How My Movie Guide Helps You Teach It

📚 English Language Arts Teachers. The guide's three differentiated sets of comprehension questions, all with answer keys, make it easy to match the reading and writing demands to different groups of students. The 9-scene storyboard and synopsis writing task add a sequencing and summarizing component that goes beyond straightforward comprehension, asking students to identify and condense the story's most important moments in their own words.

🗣️ ESL and ELL Teachers. The 35-question multiple choice set was written with ESL and ELL students in mind, giving them a lower-barrier way to follow along and demonstrate understanding without requiring full sentence answers. The movie's clear visual storytelling and relatively straightforward plot also make it accessible for students who are still building their English vocabulary and confidence.

🌐 Social Studies Teachers. The movie's 1955 setting offers a mid-century American backdrop, and Isaac Izard's backstory touches on World War II and its lasting effect on the people who lived through it. The guide does not include dedicated social studies activities, but the comprehension questions keep students engaged with these details as they watch.

🎬 Substitute Teachers and Cover Lessons. The guide's comprehension question sets, storyboard, and synopsis task are self-contained and organized, with answer keys included for all three comprehension sets. A substitute can hand out the materials and run the session without having seen the movie themselves.

🏠 Homeschool Parents. The House with a Clock in its Walls works well for a single student, especially one who enjoys fantasy and is ready for a gentle step into spookier stories. The guide's differentiated comprehension sets let a parent choose the right level of challenge, and the storyboard and synopsis tasks give a home learner a creative way to demonstrate understanding of the story. The book-to-movie connection also opens the door to pairing the movie with John Bellairs' original novel.

● ● ● ●

### QUESTIONS
1. Turn the paragraph of the movie guide passage that begins "Homeschool Parents" into a short bulleted list that keeps its main facts.
2. Write a continuation of the movie guide passage, picking up after its last sentence.
The listing has no connection to the movie guide passage.

### Document understanding data
● ● ● ●

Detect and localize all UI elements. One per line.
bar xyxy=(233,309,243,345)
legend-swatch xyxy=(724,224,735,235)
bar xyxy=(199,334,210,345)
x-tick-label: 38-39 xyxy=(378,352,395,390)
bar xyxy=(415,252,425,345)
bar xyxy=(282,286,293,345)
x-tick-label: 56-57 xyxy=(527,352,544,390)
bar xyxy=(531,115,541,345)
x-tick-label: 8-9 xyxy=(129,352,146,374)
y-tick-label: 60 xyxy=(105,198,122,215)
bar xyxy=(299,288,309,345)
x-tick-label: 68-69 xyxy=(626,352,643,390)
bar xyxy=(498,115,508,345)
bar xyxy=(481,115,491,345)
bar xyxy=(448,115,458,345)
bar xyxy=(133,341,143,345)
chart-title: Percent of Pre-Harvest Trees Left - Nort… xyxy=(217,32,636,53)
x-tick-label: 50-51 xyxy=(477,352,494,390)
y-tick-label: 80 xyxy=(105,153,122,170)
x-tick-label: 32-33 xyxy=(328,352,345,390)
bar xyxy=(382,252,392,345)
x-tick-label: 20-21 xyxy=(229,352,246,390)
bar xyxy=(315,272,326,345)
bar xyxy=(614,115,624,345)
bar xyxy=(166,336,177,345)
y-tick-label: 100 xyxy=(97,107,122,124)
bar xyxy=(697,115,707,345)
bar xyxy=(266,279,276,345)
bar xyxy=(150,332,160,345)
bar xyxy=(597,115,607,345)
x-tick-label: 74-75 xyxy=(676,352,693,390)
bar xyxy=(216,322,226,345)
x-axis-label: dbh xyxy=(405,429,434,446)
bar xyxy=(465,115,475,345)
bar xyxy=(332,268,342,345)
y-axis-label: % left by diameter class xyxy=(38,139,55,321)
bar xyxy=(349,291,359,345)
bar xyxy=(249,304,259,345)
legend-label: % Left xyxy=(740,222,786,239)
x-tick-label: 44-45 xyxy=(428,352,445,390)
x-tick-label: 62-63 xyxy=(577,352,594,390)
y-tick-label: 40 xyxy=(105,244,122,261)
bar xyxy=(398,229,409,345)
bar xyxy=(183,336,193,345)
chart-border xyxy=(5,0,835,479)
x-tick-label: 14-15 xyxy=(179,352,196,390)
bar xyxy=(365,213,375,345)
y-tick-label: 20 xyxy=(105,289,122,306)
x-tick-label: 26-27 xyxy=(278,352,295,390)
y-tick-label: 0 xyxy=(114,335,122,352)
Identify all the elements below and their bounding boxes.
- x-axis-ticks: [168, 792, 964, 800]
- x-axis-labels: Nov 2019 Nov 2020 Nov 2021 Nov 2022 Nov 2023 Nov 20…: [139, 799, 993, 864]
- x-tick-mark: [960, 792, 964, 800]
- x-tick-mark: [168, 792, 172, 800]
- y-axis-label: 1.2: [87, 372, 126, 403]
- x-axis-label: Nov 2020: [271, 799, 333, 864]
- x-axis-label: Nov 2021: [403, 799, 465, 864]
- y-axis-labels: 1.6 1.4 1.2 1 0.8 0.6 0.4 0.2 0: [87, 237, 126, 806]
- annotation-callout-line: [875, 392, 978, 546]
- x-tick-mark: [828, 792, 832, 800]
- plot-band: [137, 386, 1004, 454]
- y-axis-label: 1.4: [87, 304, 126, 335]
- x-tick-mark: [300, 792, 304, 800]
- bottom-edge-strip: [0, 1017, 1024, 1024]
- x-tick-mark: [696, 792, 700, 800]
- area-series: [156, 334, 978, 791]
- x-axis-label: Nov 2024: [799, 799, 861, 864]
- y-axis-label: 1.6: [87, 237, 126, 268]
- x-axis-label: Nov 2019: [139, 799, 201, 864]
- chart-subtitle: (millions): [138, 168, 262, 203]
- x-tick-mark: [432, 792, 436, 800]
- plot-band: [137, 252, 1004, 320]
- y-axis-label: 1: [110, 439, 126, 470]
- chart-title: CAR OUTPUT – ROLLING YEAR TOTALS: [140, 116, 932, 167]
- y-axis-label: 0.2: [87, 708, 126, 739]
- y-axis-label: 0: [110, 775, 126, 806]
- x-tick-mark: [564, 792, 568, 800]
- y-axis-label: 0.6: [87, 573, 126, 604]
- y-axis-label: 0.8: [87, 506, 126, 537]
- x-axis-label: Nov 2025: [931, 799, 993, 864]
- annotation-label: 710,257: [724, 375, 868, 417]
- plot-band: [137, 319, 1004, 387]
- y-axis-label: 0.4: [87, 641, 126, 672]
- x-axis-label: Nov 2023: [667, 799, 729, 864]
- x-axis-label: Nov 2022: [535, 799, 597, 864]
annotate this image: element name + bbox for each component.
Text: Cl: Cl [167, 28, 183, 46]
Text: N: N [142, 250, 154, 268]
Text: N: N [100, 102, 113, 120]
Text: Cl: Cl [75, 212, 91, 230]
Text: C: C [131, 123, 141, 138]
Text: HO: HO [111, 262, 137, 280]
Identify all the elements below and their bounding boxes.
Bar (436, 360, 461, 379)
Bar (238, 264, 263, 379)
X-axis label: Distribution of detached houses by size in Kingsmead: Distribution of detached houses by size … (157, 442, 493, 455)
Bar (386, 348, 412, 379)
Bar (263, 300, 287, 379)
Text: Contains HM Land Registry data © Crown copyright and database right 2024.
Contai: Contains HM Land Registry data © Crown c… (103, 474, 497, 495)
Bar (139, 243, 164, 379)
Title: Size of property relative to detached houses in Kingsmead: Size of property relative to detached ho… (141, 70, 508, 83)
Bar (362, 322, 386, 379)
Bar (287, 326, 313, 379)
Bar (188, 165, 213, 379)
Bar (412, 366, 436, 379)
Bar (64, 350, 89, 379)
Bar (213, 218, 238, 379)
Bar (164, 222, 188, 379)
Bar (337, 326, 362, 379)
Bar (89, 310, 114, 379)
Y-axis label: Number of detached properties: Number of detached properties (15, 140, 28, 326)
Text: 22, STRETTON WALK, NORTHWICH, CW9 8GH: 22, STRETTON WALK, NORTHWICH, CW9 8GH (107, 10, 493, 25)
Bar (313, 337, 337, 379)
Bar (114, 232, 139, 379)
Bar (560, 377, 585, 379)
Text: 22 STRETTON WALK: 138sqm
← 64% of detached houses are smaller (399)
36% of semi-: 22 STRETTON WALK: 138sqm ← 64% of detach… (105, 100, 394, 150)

● ● ● ●

### TASK-BY-TASK ANSWERS
1.
- The House with a Clock in its Walls suits a single student, especially one who enjoys fantasy and is ready for a gentle step into spookier stories.
- The differentiated comprehension sets let a parent pick the right level of challenge.
- The storyboard and synopsis tasks give a home learner a creative way to show understanding of the story.
- The book-to-movie connection makes it possible to pair the movie with John Bellairs' original novel.

2.
💙 SEL Teachers. Lewis's grief, his struggle to fit in at a new school, and his eventual honesty about the mistake he made all give students a way into conversations about loss, belonging, and taking responsibility. The guide does not include dedicated SEL activities, but the comprehension questions and storyboard task give students a structured way to engage with the movie while these themes play out.

🌟 Supporting All Learners Movie guides can be a wonderfully calm fit for students with autism, learning difficulties, and mild to severe disabilities. The structured format gives every student a clear purpose during viewing, easing uncertainty and allowing them to engage at their own pace. If you teach in a special education or learning support setting, you may find this guide a gentle and practical resource. Find out more about why movies work for diverse learners.

The guide does not include dedicated social studies or SEL activities. The comprehension questions are what keep students accountable for these parts of the movie while they watch.

What's Inside the Guide

This is a 12-page classroom-ready resource.

Part 1: Comprehension Questions
Three differentiated sets of chronological comprehension questions: 50 full-sentence questions, a shorter 35-question full-sentence set, and 35 multiple choice questions. Answer keys are included for all three sets, and the multiple choice set is well suited to ESL students.

Part 2: Storyboard and Synopsis
Students draw a 9-scene storyboard of what they judge to be the movie's most important moments, with a brief description for each scene, then use that storyboard to write a synopsis of the movie.

What Makes This Guide Different

This guide is built around choice and differentiation rather than a single one-size-fits-all worksheet. Three separate comprehension question sets mean a teacher can assign the right level of challenge to different students without creating extra work, and every set comes with an answer key.

The storyboard and synopsis task pushes students past simple recall and into sequencing and summarizing, asking them to decide for themselves which scenes actually mattered and then explain the story in their own words. That is a meaningfully different skill from answering questions about what already happened on screen.